=== GIVEN DATA ===

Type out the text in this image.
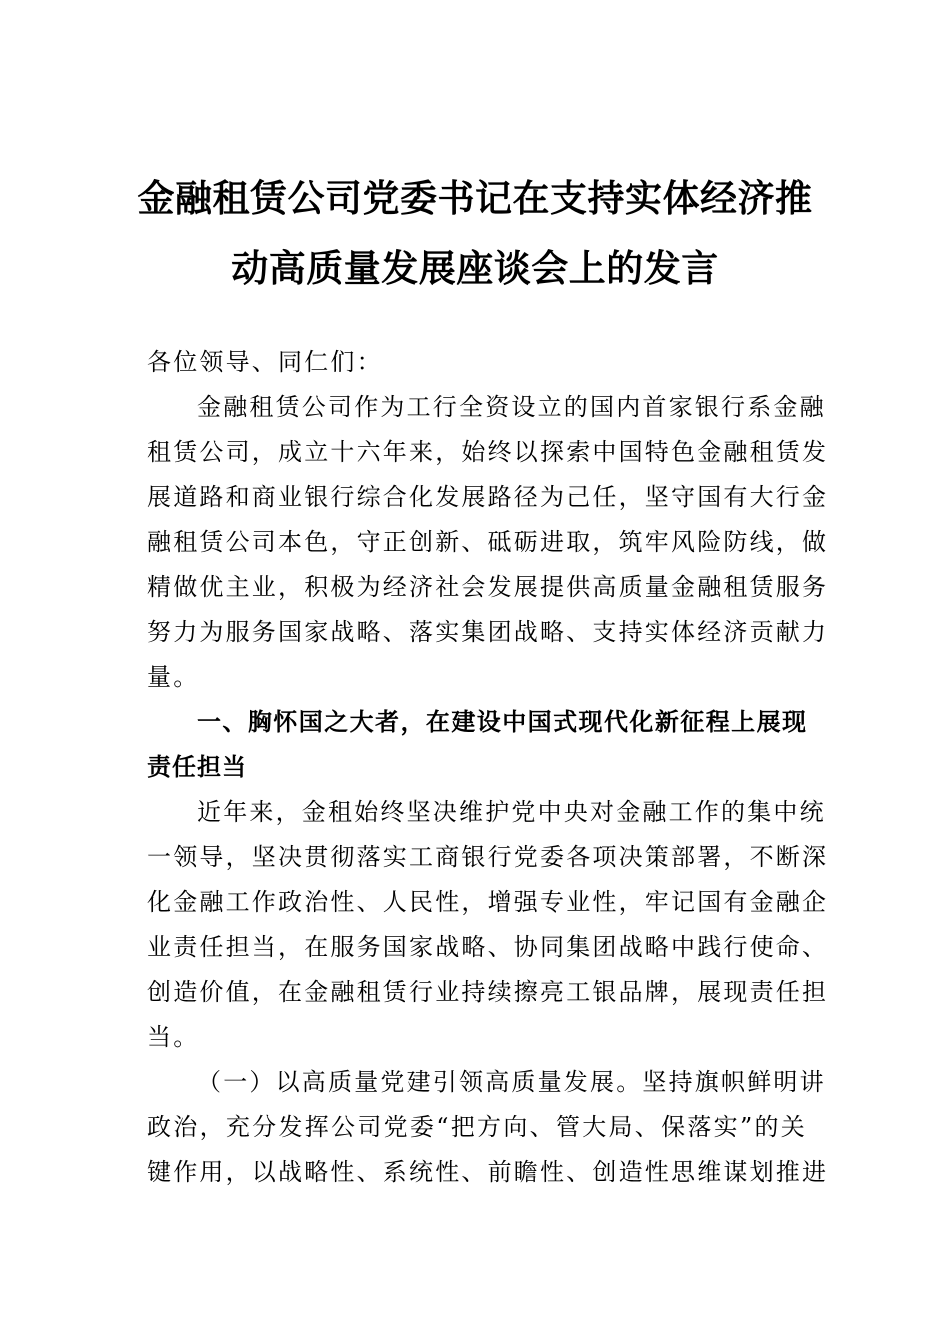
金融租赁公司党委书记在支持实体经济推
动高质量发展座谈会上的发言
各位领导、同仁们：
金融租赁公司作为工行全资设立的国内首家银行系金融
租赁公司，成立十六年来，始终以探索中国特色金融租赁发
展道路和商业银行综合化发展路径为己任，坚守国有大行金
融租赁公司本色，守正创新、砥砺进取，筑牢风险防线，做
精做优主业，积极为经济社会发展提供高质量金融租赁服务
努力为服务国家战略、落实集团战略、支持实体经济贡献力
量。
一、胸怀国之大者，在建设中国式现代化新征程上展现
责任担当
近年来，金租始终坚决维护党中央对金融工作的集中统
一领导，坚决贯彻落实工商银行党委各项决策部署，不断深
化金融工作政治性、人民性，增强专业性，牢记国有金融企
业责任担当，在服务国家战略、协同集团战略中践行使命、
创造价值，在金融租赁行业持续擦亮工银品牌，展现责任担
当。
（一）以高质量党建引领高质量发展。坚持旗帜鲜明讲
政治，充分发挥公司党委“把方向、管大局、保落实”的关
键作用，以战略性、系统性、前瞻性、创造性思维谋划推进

===

= GIVEN EXERCISE =
Every line should be retyped exactly, with the pictures omitted.

= ANSWER TO THE PROBLEM =
Type out the text in this image.
金融租赁公司党委书记在支持实体经济推
动高质量发展座谈会上的发言
各位领导、同仁们：
金融租赁公司作为工行全资设立的国内首家银行系金融
租赁公司，成立十六年来，始终以探索中国特色金融租赁发
展道路和商业银行综合化发展路径为己任，坚守国有大行金
融租赁公司本色，守正创新、砥砺进取，筑牢风险防线，做
精做优主业，积极为经济社会发展提供高质量金融租赁服务
努力为服务国家战略、落实集团战略、支持实体经济贡献力
量。
一、胸怀国之大者，在建设中国式现代化新征程上展现
责任担当
近年来，金租始终坚决维护党中央对金融工作的集中统
一领导，坚决贯彻落实工商银行党委各项决策部署，不断深
化金融工作政治性、人民性，增强专业性，牢记国有金融企
业责任担当，在服务国家战略、协同集团战略中践行使命、
创造价值，在金融租赁行业持续擦亮工银品牌，展现责任担
当。
（一）以高质量党建引领高质量发展。坚持旗帜鲜明讲
政治，充分发挥公司党委“把方向、管大局、保落实”的关
键作用，以战略性、系统性、前瞻性、创造性思维谋划推进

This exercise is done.